__EXERCISE MATERIALS__
>> Start

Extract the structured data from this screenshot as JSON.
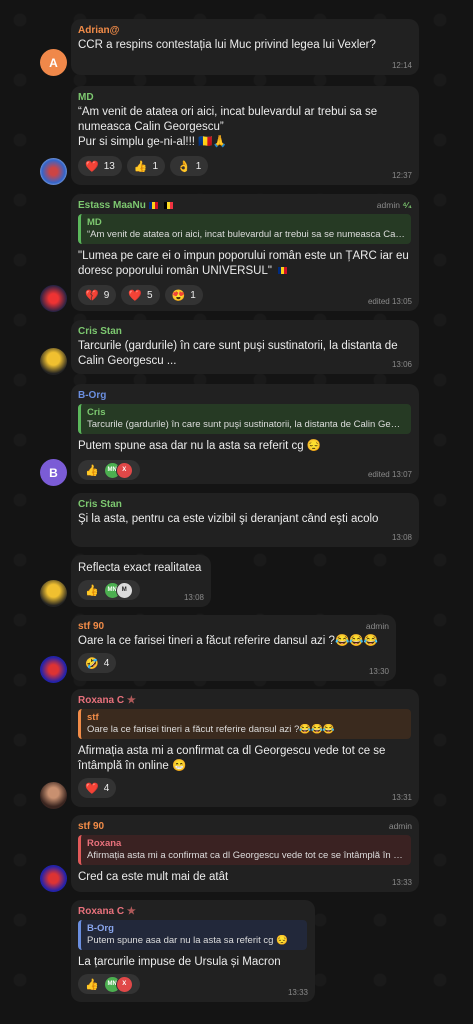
{
  "colors": {
    "background": "#141414",
    "bubble": "#212121",
    "orange_name": "#f28c48",
    "green_name": "#7dc870",
    "blue_name": "#6b8fe0",
    "red_name": "#e25a5a",
    "rose_name": "#e8717c"
  },
  "messages": [
    {
      "sender": "Adrian@",
      "text": "CCR a respins contestația lui Muc privind legea lui Vexler?",
      "time": "12:14",
      "avatar": "A"
    },
    {
      "sender": "MD",
      "text": "“Am venit de atatea ori aici, incat bulevardul ar trebui sa se numeasca Calin Georgescu”\nPur si simplu ge-ni-al!!! 🇷🇴🙏",
      "time": "12:37",
      "reactions": [
        {
          "emoji": "❤️",
          "count": "13"
        },
        {
          "emoji": "👍",
          "count": "1"
        },
        {
          "emoji": "👌",
          "count": "1"
        }
      ]
    },
    {
      "sender": "Estass MaaNu",
      "role": "admin",
      "text": "\"Lumea pe care ei o impun poporului român este un ȚARC iar eu doresc poporului român UNIVERSUL\"",
      "time": "edited 13:05",
      "reply": {
        "name": "MD",
        "text": "“Am venit de atatea ori aici, incat bulevardul ar trebui sa se numeasca Calin Georgescu”"
      },
      "reactions": [
        {
          "emoji": "💔",
          "count": "9"
        },
        {
          "emoji": "❤️",
          "count": "5"
        },
        {
          "emoji": "😍",
          "count": "1"
        }
      ]
    },
    {
      "sender": "Cris Stan",
      "text": "Tarcurile (gardurile) în care sunt puşi sustinatorii, la distanta de Calin Georgescu ...",
      "time": "13:06"
    },
    {
      "sender": "B-Org",
      "text": "Putem spune asa dar nu la asta sa referit cg 😔",
      "time": "edited 13:07",
      "avatar": "B",
      "reply": {
        "name": "Cris",
        "text": "Tarcurile (gardurile) în care sunt puşi sustinatorii, la distanta de Calin Georgescu ..."
      },
      "reactions": [
        {
          "emoji": "👍",
          "count": ""
        }
      ]
    },
    {
      "sender": "Cris Stan",
      "text": "Şi la asta, pentru ca este vizibil şi deranjant când eşti acolo",
      "time": "13:08"
    },
    {
      "text": "Reflecta exact realitatea",
      "time": "13:08",
      "reactions": [
        {
          "emoji": "👍",
          "count": ""
        }
      ]
    },
    {
      "sender": "stf 90",
      "role": "admin",
      "text": "Oare la ce farisei tineri a făcut referire dansul azi ?😂😂😂",
      "time": "13:30",
      "reactions": [
        {
          "emoji": "🤣",
          "count": "4"
        }
      ]
    },
    {
      "sender": "Roxana C",
      "text": "Afirmația asta mi a confirmat ca dl Georgescu vede tot ce se întâmplă în online 😁",
      "time": "13:31",
      "reply": {
        "name": "stf",
        "text": "Oare la ce farisei tineri a făcut referire dansul azi ?😂😂😂"
      },
      "reactions": [
        {
          "emoji": "❤️",
          "count": "4"
        }
      ]
    },
    {
      "sender": "stf 90",
      "role": "admin",
      "text": "Cred ca este mult mai de atât",
      "time": "13:33",
      "reply": {
        "name": "Roxana",
        "text": "Afirmația asta mi a confirmat ca dl Georgescu vede tot ce se întâmplă în online 😁"
      }
    },
    {
      "sender": "Roxana C",
      "text": "La țarcurile impuse de Ursula și Macron",
      "time": "13:33",
      "reply": {
        "name": "B-Org",
        "text": "Putem spune asa dar nu la asta sa referit cg 😔"
      },
      "reactions": [
        {
          "emoji": "👍",
          "count": ""
        }
      ]
    }
  ]
}
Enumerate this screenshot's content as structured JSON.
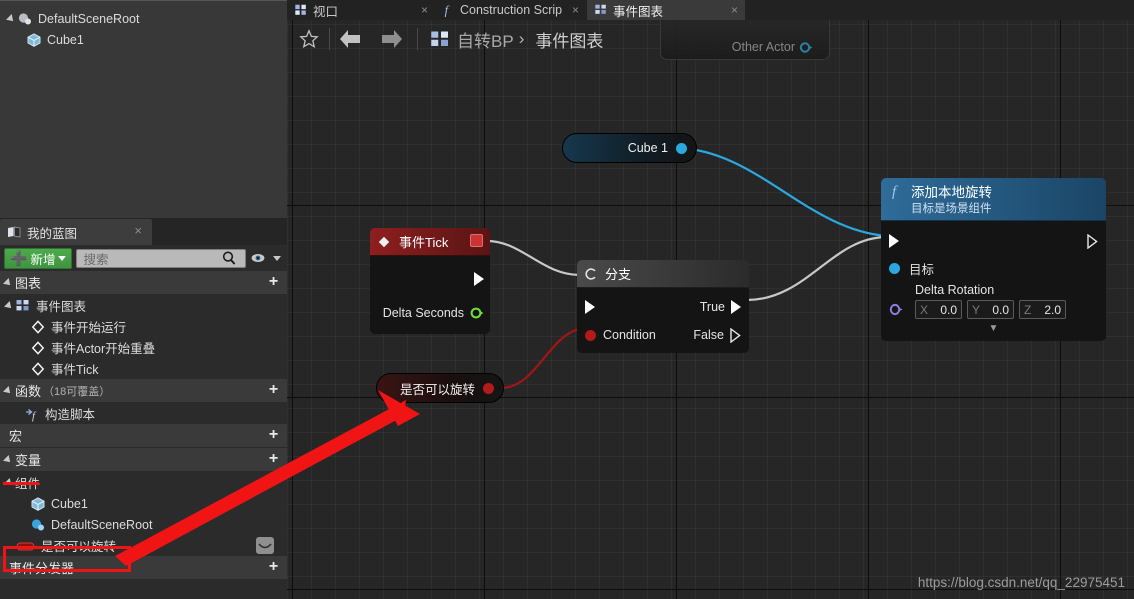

>> End

__TASK BRIEF__
Each entry gets copied exactly; the pictures stay out.

__REPLY TO THE TASK__
Extract the structured data from this screenshot as JSON.
{
  "colors": {
    "background": "#141414",
    "bubble": "#212121",
    "orange_name": "#f28c48",
    "green_name": "#7dc870",
    "blue_name": "#6b8fe0",
    "red_name": "#e25a5a",
    "rose_name": "#e8717c"
  },
  "messages": [
    {
      "sender": "Adrian@",
      "text": "CCR a respins contestația lui Muc privind legea lui Vexler?",
      "time": "12:14",
      "avatar": "A"
    },
    {
      "sender": "MD",
      "text": "“Am venit de atatea ori aici, incat bulevardul ar trebui sa se numeasca Calin Georgescu”\nPur si simplu ge-ni-al!!! 🇷🇴🙏",
      "time": "12:37",
      "reactions": [
        {
          "emoji": "❤️",
          "count": "13"
        },
        {
          "emoji": "👍",
          "count": "1"
        },
        {
          "emoji": "👌",
          "count": "1"
        }
      ]
    },
    {
      "sender": "Estass MaaNu",
      "role": "admin",
      "text": "\"Lumea pe care ei o impun poporului român este un ȚARC iar eu doresc poporului român UNIVERSUL\"",
      "time": "edited 13:05",
      "reply": {
        "name": "MD",
        "text": "“Am venit de atatea ori aici, incat bulevardul ar trebui sa se numeasca Calin Georgescu”"
      },
      "reactions": [
        {
          "emoji": "💔",
          "count": "9"
        },
        {
          "emoji": "❤️",
          "count": "5"
        },
        {
          "emoji": "😍",
          "count": "1"
        }
      ]
    },
    {
      "sender": "Cris Stan",
      "text": "Tarcurile (gardurile) în care sunt puşi sustinatorii, la distanta de Calin Georgescu ...",
      "time": "13:06"
    },
    {
      "sender": "B-Org",
      "text": "Putem spune asa dar nu la asta sa referit cg 😔",
      "time": "edited 13:07",
      "avatar": "B",
      "reply": {
        "name": "Cris",
        "text": "Tarcurile (gardurile) în care sunt puşi sustinatorii, la distanta de Calin Georgescu ..."
      },
      "reactions": [
        {
          "emoji": "👍",
          "count": ""
        }
      ]
    },
    {
      "sender": "Cris Stan",
      "text": "Şi la asta, pentru ca este vizibil şi deranjant când eşti acolo",
      "time": "13:08"
    },
    {
      "text": "Reflecta exact realitatea",
      "time": "13:08",
      "reactions": [
        {
          "emoji": "👍",
          "count": ""
        }
      ]
    },
    {
      "sender": "stf 90",
      "role": "admin",
      "text": "Oare la ce farisei tineri a făcut referire dansul azi ?😂😂😂",
      "time": "13:30",
      "reactions": [
        {
          "emoji": "🤣",
          "count": "4"
        }
      ]
    },
    {
      "sender": "Roxana C",
      "text": "Afirmația asta mi a confirmat ca dl Georgescu vede tot ce se întâmplă în online 😁",
      "time": "13:31",
      "reply": {
        "name": "stf",
        "text": "Oare la ce farisei tineri a făcut referire dansul azi ?😂😂😂"
      },
      "reactions": [
        {
          "emoji": "❤️",
          "count": "4"
        }
      ]
    },
    {
      "sender": "stf 90",
      "role": "admin",
      "text": "Cred ca este mult mai de atât",
      "time": "13:33",
      "reply": {
        "name": "Roxana",
        "text": "Afirmația asta mi a confirmat ca dl Georgescu vede tot ce se întâmplă în online 😁"
      }
    },
    {
      "sender": "Roxana C",
      "text": "La țarcurile impuse de Ursula și Macron",
      "time": "13:33",
      "reply": {
        "name": "B-Org",
        "text": "Putem spune asa dar nu la asta sa referit cg 😔"
      },
      "reactions": [
        {
          "emoji": "👍",
          "count": ""
        }
      ]
    }
  ]
}
Enumerate this screenshot's content as structured JSON.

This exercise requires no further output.